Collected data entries
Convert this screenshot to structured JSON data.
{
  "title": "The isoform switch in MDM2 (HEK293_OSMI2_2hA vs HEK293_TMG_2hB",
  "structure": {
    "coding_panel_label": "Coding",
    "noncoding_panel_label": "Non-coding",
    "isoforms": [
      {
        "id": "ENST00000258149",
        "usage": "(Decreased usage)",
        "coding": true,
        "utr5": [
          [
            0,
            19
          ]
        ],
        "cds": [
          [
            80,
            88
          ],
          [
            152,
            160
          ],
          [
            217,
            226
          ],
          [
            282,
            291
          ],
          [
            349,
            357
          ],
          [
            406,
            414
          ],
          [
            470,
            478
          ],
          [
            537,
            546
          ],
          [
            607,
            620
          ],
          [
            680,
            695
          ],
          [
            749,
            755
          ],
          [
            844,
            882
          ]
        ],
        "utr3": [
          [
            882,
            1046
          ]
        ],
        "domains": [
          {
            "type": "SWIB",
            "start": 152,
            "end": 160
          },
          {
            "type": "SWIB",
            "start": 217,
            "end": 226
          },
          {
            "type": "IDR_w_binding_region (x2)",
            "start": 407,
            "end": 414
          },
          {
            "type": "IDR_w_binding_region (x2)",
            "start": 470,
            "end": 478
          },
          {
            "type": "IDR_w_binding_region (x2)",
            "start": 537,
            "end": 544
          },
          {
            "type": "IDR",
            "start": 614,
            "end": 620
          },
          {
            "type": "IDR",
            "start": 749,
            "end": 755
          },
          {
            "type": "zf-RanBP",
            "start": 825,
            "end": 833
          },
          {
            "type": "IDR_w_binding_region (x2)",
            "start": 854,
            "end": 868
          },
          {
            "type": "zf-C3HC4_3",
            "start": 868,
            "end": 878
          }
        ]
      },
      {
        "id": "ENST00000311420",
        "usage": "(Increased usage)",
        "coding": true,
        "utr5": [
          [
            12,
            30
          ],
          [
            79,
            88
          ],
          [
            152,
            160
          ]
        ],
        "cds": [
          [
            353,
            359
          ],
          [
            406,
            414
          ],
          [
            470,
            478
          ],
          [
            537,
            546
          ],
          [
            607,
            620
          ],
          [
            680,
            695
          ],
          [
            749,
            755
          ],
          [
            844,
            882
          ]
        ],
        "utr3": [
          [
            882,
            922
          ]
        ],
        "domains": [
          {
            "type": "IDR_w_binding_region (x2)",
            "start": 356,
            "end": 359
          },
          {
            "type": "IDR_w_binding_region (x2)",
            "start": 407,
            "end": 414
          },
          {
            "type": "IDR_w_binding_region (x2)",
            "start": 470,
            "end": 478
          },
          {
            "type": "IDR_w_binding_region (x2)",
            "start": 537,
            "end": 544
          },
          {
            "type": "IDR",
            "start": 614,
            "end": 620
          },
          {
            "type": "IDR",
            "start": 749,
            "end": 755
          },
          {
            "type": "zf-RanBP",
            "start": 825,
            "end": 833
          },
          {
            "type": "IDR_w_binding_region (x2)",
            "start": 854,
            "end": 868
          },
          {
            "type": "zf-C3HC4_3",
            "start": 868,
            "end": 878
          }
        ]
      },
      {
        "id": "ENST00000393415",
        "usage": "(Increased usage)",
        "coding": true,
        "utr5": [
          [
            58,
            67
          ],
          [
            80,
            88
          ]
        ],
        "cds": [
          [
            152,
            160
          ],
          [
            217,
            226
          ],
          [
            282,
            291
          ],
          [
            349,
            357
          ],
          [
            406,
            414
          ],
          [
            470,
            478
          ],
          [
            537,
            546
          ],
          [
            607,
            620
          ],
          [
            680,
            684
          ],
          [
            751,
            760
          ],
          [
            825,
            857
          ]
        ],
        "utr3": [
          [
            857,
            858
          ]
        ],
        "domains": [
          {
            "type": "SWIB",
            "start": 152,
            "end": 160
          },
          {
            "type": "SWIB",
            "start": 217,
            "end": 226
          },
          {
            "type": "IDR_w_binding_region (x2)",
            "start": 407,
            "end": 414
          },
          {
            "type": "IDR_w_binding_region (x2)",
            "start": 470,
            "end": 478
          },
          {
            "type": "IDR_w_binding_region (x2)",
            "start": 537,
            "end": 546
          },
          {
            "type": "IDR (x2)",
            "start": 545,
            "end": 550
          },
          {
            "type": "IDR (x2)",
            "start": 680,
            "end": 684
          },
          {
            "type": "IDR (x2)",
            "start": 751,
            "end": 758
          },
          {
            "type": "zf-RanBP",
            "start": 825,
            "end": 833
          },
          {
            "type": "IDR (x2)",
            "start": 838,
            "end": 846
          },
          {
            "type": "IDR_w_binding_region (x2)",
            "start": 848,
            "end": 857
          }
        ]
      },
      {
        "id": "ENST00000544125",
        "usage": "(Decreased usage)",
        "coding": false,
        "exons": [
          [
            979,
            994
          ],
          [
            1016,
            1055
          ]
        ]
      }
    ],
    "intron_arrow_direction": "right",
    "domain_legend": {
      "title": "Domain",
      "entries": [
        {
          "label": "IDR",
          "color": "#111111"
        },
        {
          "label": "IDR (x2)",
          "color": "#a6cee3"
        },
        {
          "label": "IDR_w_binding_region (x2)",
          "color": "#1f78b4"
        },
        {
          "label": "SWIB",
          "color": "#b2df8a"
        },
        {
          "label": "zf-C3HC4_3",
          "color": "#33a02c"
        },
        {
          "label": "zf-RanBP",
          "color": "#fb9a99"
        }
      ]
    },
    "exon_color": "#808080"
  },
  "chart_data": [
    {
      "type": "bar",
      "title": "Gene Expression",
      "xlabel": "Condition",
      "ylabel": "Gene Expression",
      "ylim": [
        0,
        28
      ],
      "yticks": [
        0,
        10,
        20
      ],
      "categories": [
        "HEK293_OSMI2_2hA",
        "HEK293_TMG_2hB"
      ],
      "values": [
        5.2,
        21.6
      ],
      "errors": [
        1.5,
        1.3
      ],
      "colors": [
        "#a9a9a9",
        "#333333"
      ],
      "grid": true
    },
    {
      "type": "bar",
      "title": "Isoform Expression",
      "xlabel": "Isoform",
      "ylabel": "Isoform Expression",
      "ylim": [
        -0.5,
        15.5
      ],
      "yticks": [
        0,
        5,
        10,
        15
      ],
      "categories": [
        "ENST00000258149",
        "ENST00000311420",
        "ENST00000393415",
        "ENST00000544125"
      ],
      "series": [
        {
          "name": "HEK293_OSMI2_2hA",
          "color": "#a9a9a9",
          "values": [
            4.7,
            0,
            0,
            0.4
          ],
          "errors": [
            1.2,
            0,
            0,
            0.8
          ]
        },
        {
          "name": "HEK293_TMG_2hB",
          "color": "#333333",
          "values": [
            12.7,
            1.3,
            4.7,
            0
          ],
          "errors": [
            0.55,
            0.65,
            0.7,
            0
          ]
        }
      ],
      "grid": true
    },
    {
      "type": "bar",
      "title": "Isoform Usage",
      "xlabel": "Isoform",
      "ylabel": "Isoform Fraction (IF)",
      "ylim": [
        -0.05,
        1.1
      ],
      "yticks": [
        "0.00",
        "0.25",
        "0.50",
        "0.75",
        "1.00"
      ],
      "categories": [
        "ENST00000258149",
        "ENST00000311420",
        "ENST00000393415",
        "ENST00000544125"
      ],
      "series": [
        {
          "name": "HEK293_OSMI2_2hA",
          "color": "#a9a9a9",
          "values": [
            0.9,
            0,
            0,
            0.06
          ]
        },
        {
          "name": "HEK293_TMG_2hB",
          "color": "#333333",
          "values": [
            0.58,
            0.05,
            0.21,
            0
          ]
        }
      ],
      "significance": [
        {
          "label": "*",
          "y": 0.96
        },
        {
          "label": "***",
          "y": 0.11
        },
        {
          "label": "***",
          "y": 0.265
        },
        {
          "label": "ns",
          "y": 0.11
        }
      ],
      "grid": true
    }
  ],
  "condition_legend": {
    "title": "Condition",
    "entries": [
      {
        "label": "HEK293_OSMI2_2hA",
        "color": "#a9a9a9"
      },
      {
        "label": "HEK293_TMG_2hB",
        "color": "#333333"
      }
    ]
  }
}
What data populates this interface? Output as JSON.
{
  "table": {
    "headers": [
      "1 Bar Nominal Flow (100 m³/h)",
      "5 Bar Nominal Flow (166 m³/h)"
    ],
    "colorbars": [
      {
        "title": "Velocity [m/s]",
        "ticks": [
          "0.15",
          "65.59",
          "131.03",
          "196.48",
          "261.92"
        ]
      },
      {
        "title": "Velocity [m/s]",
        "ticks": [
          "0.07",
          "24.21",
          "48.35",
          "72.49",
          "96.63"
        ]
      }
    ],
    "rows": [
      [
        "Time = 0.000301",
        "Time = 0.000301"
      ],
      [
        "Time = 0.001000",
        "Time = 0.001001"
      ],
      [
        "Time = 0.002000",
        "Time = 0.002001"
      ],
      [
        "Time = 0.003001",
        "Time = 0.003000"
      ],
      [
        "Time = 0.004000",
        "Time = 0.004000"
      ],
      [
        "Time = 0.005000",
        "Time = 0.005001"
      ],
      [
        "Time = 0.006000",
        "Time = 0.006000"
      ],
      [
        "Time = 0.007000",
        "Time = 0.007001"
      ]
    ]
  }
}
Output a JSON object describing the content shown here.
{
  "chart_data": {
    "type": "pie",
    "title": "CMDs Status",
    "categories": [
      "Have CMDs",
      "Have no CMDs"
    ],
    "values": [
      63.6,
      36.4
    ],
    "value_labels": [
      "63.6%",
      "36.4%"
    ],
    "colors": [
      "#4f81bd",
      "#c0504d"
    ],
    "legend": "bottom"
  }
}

* _WORK INSTRUCTIONS_: Copy out every line holding the string "Flow".

* _RESULT OF THE EXERCISE_:
      "1 Bar Nominal Flow (100 m³/h)",
      "5 Bar Nominal Flow (166 m³/h)"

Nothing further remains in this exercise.